# Start of Listing
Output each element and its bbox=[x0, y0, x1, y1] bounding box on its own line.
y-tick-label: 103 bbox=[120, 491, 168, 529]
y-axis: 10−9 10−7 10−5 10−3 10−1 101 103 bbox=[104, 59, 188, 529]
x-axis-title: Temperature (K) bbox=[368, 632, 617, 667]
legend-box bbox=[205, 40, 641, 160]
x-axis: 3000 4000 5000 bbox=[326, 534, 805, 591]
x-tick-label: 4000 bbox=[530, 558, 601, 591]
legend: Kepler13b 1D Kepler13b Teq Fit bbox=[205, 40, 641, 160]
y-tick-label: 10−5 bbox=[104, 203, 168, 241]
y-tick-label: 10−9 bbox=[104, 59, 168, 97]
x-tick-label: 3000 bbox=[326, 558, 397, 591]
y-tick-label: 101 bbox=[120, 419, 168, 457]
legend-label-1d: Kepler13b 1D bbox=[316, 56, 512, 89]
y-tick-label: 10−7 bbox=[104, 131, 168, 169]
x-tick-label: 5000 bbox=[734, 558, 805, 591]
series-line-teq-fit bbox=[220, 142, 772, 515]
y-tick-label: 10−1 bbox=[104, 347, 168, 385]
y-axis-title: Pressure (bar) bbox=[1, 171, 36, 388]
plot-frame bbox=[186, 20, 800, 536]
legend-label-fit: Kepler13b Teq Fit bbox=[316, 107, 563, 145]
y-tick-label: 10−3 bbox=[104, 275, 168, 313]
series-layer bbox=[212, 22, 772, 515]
# End of Listing
> Challenge: Find every line in the data that contains the string "title", treating uppercase and lowercase letters as different, and copy each of those lines.

> Complete answer:
x-axis-title: Temperature (K) bbox=[368, 632, 617, 667]
y-axis-title: Pressure (bar) bbox=[1, 171, 36, 388]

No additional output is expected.